Extracted records »
^^^^^^^^
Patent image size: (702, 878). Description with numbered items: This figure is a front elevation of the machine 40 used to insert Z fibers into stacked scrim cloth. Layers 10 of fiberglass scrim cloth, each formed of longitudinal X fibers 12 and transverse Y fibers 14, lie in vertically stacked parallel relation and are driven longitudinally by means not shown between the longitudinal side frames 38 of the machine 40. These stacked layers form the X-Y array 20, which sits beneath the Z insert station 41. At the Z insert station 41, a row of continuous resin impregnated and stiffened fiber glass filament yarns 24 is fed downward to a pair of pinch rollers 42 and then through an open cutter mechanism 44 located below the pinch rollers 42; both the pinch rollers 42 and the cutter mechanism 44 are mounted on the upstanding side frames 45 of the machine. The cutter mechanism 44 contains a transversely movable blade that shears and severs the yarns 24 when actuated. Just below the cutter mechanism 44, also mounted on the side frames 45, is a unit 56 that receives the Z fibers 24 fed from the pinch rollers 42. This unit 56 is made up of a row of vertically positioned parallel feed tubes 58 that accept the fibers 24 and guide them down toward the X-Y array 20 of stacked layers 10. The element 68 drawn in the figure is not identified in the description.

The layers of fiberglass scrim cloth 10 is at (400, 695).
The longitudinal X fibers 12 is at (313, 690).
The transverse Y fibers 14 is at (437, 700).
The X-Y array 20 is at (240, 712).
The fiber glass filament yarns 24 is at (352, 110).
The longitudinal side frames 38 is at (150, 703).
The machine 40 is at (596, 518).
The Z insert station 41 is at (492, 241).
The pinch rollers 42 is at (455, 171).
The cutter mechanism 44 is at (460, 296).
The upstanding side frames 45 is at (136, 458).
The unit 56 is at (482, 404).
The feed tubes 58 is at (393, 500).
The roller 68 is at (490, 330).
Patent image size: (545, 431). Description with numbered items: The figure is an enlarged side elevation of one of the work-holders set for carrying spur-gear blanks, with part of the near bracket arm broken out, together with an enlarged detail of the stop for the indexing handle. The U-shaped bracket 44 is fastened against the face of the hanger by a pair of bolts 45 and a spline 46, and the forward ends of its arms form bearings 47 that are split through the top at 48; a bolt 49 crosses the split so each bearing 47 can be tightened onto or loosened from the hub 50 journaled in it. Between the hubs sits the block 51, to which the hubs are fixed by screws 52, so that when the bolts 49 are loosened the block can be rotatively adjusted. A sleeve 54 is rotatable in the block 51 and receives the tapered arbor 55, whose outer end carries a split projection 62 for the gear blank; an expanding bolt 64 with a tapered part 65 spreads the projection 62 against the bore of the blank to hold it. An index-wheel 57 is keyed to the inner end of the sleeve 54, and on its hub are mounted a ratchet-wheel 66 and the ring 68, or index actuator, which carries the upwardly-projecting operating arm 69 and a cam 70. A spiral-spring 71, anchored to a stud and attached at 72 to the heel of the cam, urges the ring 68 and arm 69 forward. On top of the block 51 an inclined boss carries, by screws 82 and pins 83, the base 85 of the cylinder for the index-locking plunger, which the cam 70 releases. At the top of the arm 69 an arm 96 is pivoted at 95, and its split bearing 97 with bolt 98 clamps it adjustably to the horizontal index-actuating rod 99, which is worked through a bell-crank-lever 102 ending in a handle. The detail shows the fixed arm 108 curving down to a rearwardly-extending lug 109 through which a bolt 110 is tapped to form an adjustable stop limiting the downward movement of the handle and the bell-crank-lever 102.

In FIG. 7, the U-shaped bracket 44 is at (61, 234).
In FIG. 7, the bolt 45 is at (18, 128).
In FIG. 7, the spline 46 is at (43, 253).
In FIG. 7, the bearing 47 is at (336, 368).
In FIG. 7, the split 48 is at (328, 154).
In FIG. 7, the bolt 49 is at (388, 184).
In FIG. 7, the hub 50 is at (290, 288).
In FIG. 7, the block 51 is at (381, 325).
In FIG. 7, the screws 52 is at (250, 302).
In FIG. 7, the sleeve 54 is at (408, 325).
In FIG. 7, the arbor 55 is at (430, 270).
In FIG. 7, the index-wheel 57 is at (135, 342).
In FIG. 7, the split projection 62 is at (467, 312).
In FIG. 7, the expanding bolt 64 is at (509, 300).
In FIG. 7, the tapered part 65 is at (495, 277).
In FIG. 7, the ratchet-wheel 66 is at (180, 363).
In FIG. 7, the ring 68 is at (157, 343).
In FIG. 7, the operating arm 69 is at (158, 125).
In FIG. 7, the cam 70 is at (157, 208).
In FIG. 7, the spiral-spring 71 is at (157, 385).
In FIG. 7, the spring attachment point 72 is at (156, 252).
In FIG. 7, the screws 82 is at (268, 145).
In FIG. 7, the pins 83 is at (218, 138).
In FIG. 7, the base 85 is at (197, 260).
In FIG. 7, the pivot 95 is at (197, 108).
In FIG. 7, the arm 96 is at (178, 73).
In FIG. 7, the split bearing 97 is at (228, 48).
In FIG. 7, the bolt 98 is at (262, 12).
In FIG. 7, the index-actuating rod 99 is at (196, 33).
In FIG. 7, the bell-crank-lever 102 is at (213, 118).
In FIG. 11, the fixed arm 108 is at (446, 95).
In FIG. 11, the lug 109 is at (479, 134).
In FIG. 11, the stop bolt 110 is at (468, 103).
^^^^^^^^
Required task » Rewrite all of the entries above, substituting "Numbered item description" for every occurrence of "Description with numbered items" and leaving all other text unchanged.

Written response »
Patent image size: (702, 878). Numbered item description: This figure is a front elevation of the machine 40 used to insert Z fibers into stacked scrim cloth. Layers 10 of fiberglass scrim cloth, each formed of longitudinal X fibers 12 and transverse Y fibers 14, lie in vertically stacked parallel relation and are driven longitudinally by means not shown between the longitudinal side frames 38 of the machine 40. These stacked layers form the X-Y array 20, which sits beneath the Z insert station 41. At the Z insert station 41, a row of continuous resin impregnated and stiffened fiber glass filament yarns 24 is fed downward to a pair of pinch rollers 42 and then through an open cutter mechanism 44 located below the pinch rollers 42; both the pinch rollers 42 and the cutter mechanism 44 are mounted on the upstanding side frames 45 of the machine. The cutter mechanism 44 contains a transversely movable blade that shears and severs the yarns 24 when actuated. Just below the cutter mechanism 44, also mounted on the side frames 45, is a unit 56 that receives the Z fibers 24 fed from the pinch rollers 42. This unit 56 is made up of a row of vertically positioned parallel feed tubes 58 that accept the fibers 24 and guide them down toward the X-Y array 20 of stacked layers 10. The element 68 drawn in the figure is not identified in the description.

The layers of fiberglass scrim cloth 10 is at (400, 695).
The longitudinal X fibers 12 is at (313, 690).
The transverse Y fibers 14 is at (437, 700).
The X-Y array 20 is at (240, 712).
The fiber glass filament yarns 24 is at (352, 110).
The longitudinal side frames 38 is at (150, 703).
The machine 40 is at (596, 518).
The Z insert station 41 is at (492, 241).
The pinch rollers 42 is at (455, 171).
The cutter mechanism 44 is at (460, 296).
The upstanding side frames 45 is at (136, 458).
The unit 56 is at (482, 404).
The feed tubes 58 is at (393, 500).
The roller 68 is at (490, 330).
Patent image size: (545, 431). Numbered item description: The figure is an enlarged side elevation of one of the work-holders set for carrying spur-gear blanks, with part of the near bracket arm broken out, together with an enlarged detail of the stop for the indexing handle. The U-shaped bracket 44 is fastened against the face of the hanger by a pair of bolts 45 and a spline 46, and the forward ends of its arms form bearings 47 that are split through the top at 48; a bolt 49 crosses the split so each bearing 47 can be tightened onto or loosened from the hub 50 journaled in it. Between the hubs sits the block 51, to which the hubs are fixed by screws 52, so that when the bolts 49 are loosened the block can be rotatively adjusted. A sleeve 54 is rotatable in the block 51 and receives the tapered arbor 55, whose outer end carries a split projection 62 for the gear blank; an expanding bolt 64 with a tapered part 65 spreads the projection 62 against the bore of the blank to hold it. An index-wheel 57 is keyed to the inner end of the sleeve 54, and on its hub are mounted a ratchet-wheel 66 and the ring 68, or index actuator, which carries the upwardly-projecting operating arm 69 and a cam 70. A spiral-spring 71, anchored to a stud and attached at 72 to the heel of the cam, urges the ring 68 and arm 69 forward. On top of the block 51 an inclined boss carries, by screws 82 and pins 83, the base 85 of the cylinder for the index-locking plunger, which the cam 70 releases. At the top of the arm 69 an arm 96 is pivoted at 95, and its split bearing 97 with bolt 98 clamps it adjustably to the horizontal index-actuating rod 99, which is worked through a bell-crank-lever 102 ending in a handle. The detail shows the fixed arm 108 curving down to a rearwardly-extending lug 109 through which a bolt 110 is tapped to form an adjustable stop limiting the downward movement of the handle and the bell-crank-lever 102.

In FIG. 7, the U-shaped bracket 44 is at (61, 234).
In FIG. 7, the bolt 45 is at (18, 128).
In FIG. 7, the spline 46 is at (43, 253).
In FIG. 7, the bearing 47 is at (336, 368).
In FIG. 7, the split 48 is at (328, 154).
In FIG. 7, the bolt 49 is at (388, 184).
In FIG. 7, the hub 50 is at (290, 288).
In FIG. 7, the block 51 is at (381, 325).
In FIG. 7, the screws 52 is at (250, 302).
In FIG. 7, the sleeve 54 is at (408, 325).
In FIG. 7, the arbor 55 is at (430, 270).
In FIG. 7, the index-wheel 57 is at (135, 342).
In FIG. 7, the split projection 62 is at (467, 312).
In FIG. 7, the expanding bolt 64 is at (509, 300).
In FIG. 7, the tapered part 65 is at (495, 277).
In FIG. 7, the ratchet-wheel 66 is at (180, 363).
In FIG. 7, the ring 68 is at (157, 343).
In FIG. 7, the operating arm 69 is at (158, 125).
In FIG. 7, the cam 70 is at (157, 208).
In FIG. 7, the spiral-spring 71 is at (157, 385).
In FIG. 7, the spring attachment point 72 is at (156, 252).
In FIG. 7, the screws 82 is at (268, 145).
In FIG. 7, the pins 83 is at (218, 138).
In FIG. 7, the base 85 is at (197, 260).
In FIG. 7, the pivot 95 is at (197, 108).
In FIG. 7, the arm 96 is at (178, 73).
In FIG. 7, the split bearing 97 is at (228, 48).
In FIG. 7, the bolt 98 is at (262, 12).
In FIG. 7, the index-actuating rod 99 is at (196, 33).
In FIG. 7, the bell-crank-lever 102 is at (213, 118).
In FIG. 11, the fixed arm 108 is at (446, 95).
In FIG. 11, the lug 109 is at (479, 134).
In FIG. 11, the stop bolt 110 is at (468, 103).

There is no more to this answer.